Task prompt: Among the following entries, count the lines that contain "JSON" and report only the result.

Provided data:

::::

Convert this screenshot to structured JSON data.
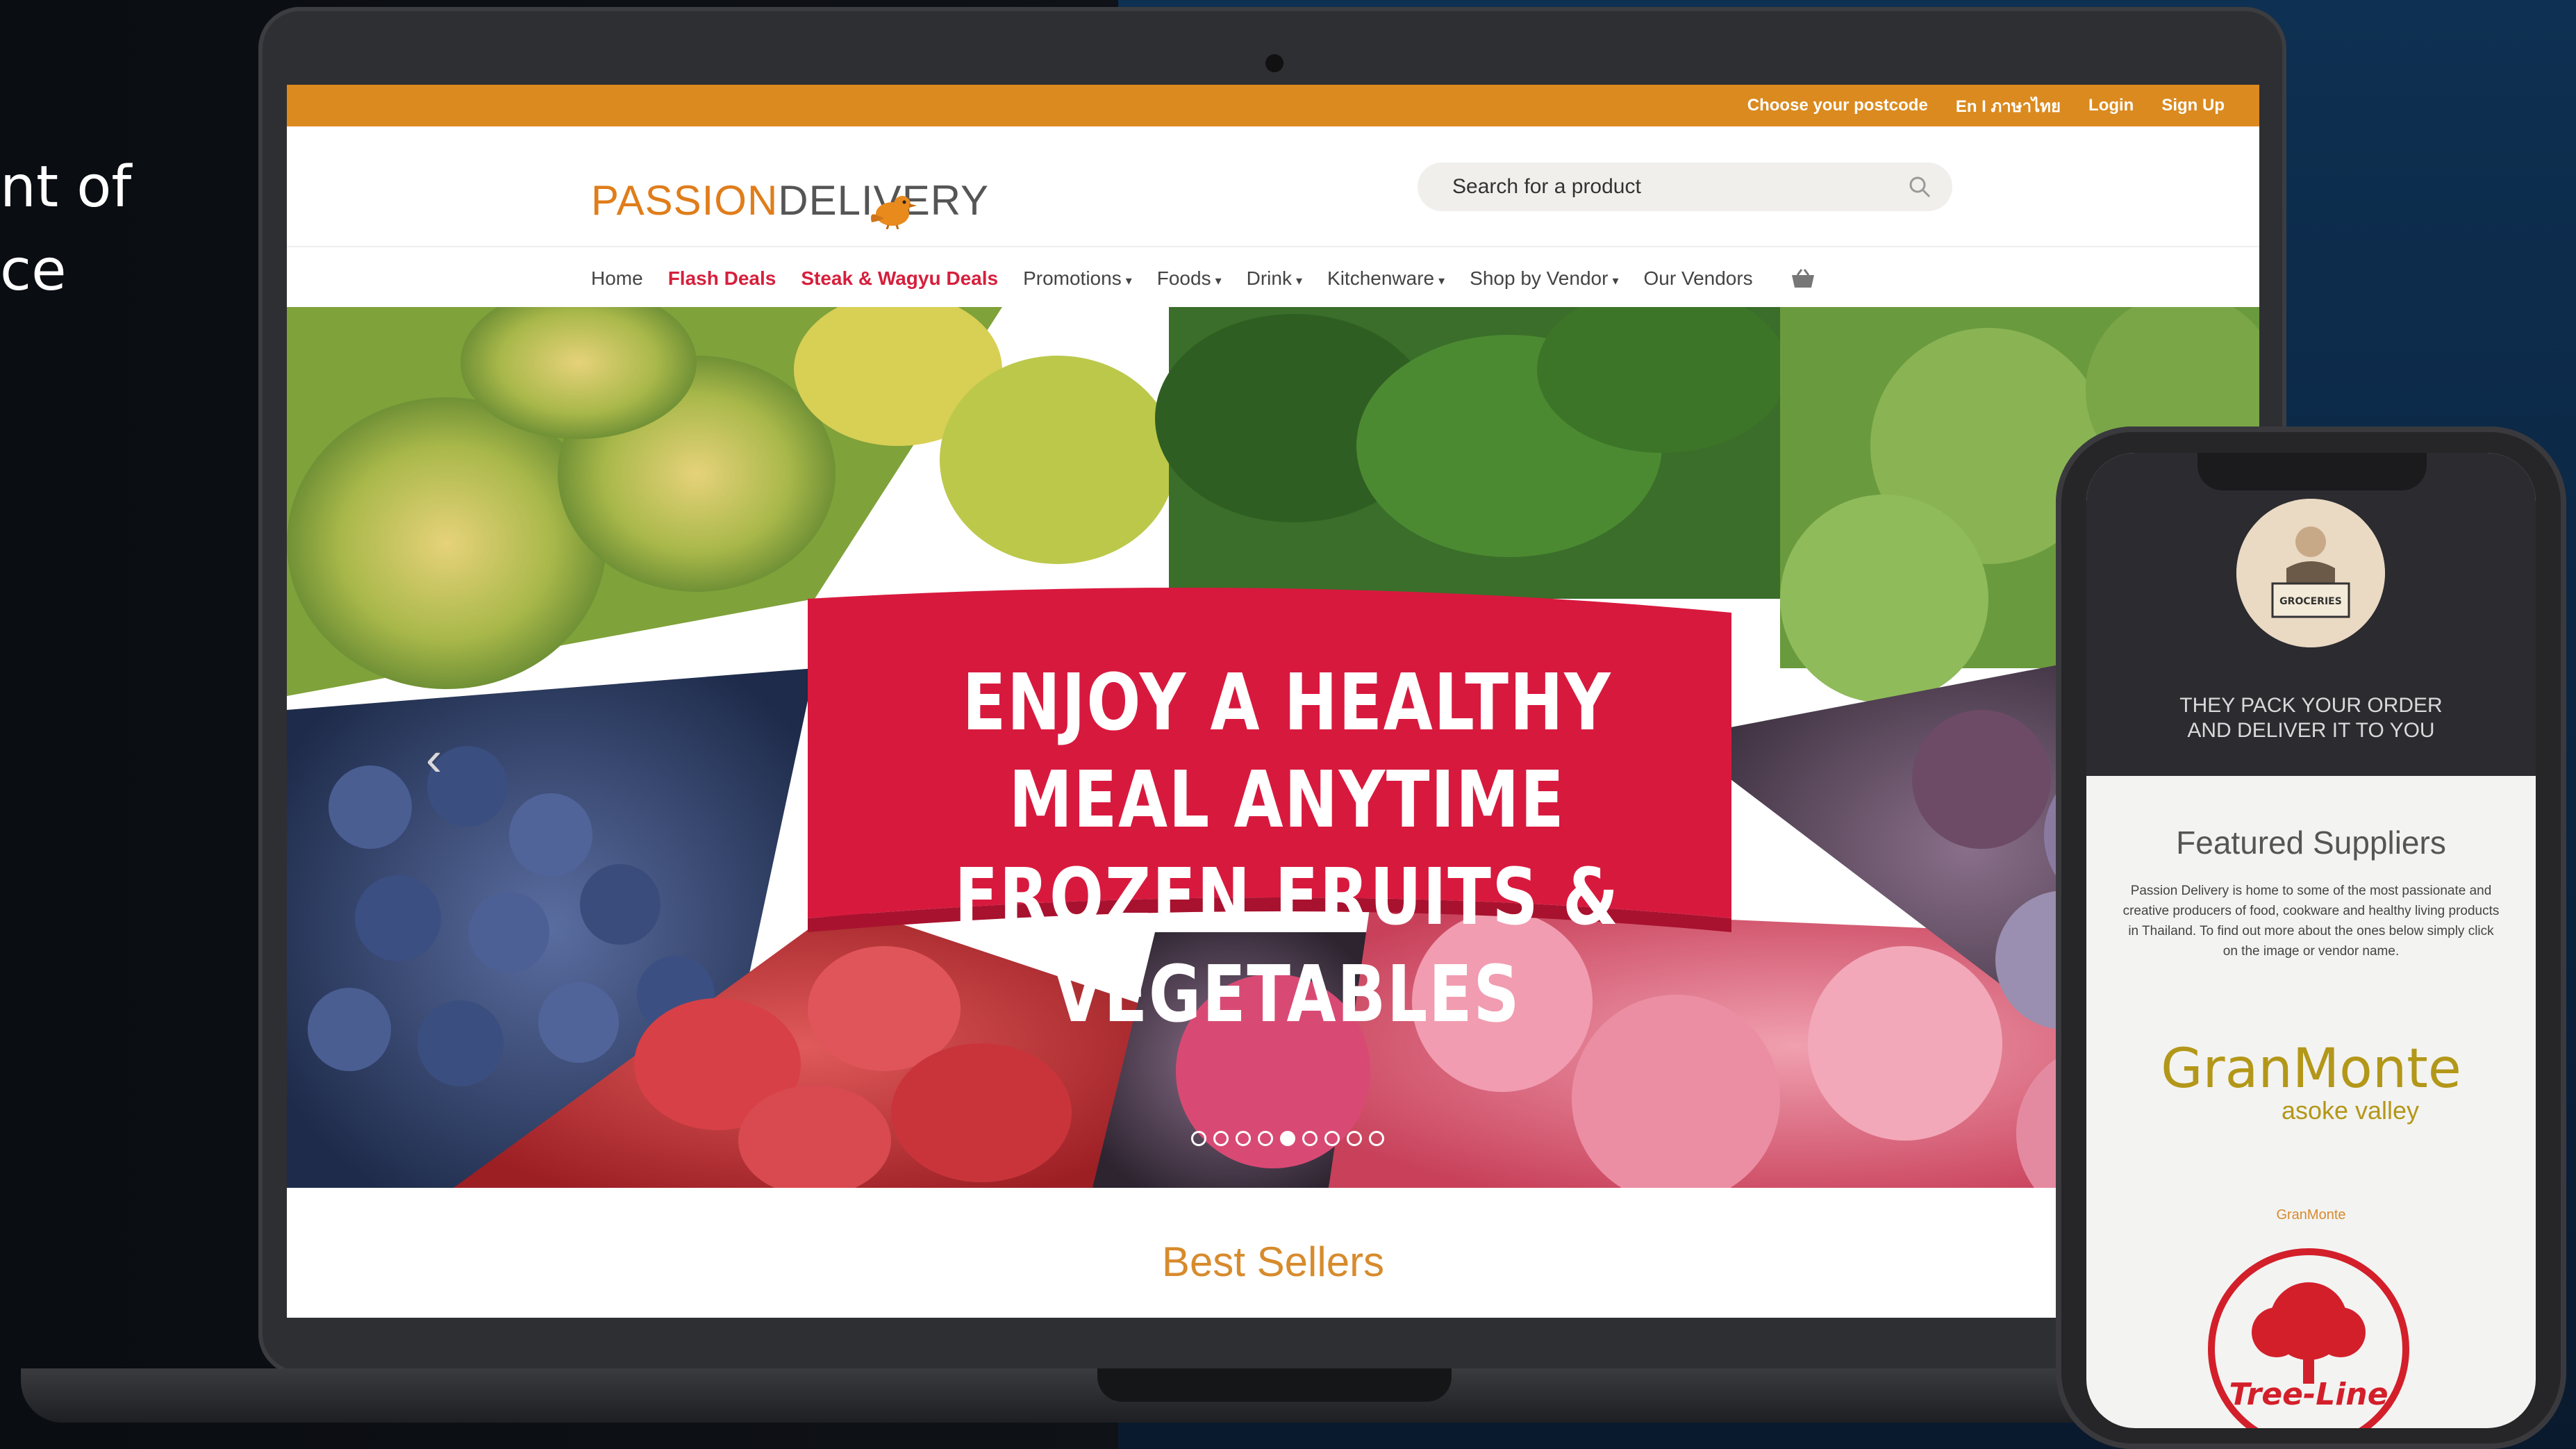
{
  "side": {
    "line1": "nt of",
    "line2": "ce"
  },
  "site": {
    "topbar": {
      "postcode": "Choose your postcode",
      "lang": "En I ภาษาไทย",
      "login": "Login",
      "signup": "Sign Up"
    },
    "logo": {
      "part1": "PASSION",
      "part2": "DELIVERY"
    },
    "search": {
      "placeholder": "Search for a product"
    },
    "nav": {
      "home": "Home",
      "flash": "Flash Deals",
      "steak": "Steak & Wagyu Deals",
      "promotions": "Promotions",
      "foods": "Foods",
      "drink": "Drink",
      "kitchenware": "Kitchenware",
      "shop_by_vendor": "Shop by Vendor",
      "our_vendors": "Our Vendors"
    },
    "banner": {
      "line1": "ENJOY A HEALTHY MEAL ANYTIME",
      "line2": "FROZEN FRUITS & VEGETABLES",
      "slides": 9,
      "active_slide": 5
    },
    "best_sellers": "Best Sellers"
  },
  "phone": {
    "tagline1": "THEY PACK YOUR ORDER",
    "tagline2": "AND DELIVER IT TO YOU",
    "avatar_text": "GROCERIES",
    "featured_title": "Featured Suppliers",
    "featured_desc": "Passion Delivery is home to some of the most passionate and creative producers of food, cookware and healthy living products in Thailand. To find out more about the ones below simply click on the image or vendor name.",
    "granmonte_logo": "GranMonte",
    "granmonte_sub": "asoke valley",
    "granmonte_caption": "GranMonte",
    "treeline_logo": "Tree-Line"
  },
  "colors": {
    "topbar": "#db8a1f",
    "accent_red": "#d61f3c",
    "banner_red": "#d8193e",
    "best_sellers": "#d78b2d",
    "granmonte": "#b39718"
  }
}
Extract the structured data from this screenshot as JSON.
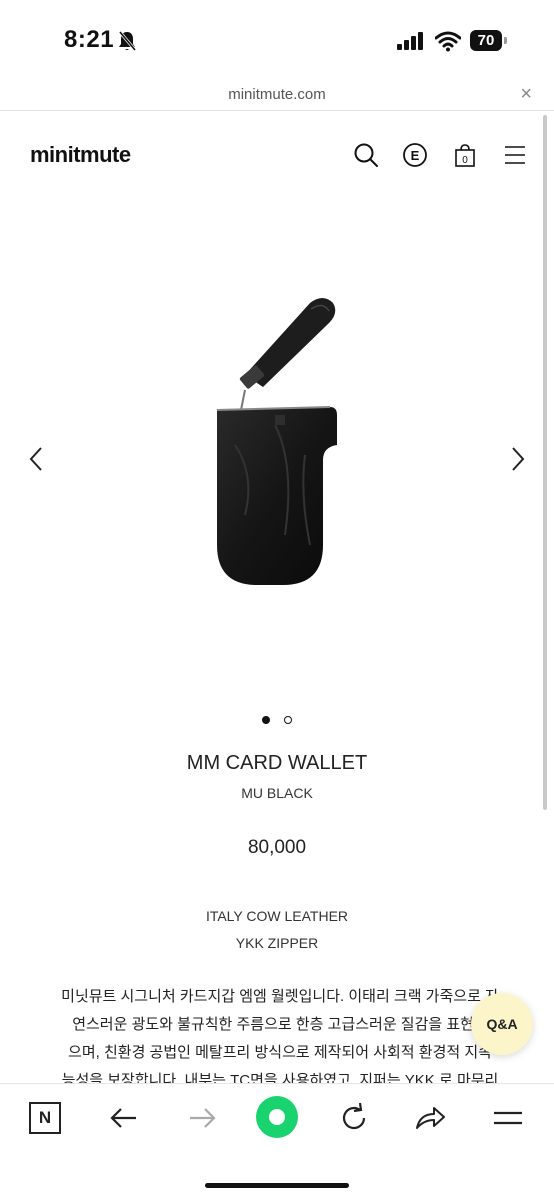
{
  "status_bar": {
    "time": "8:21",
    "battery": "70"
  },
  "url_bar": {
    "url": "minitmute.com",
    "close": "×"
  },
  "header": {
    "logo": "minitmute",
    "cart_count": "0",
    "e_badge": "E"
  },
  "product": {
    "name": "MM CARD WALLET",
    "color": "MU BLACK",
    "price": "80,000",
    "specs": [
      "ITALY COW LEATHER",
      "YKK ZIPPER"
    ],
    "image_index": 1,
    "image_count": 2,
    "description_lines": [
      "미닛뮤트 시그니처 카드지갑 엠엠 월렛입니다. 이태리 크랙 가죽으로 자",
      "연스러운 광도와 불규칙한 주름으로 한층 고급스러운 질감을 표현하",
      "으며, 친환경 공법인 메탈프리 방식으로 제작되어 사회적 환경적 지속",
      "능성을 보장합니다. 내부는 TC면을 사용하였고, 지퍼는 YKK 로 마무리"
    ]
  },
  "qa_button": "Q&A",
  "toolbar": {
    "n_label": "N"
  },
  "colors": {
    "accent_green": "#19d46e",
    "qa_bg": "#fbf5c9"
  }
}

::::

Answer to the problem: 2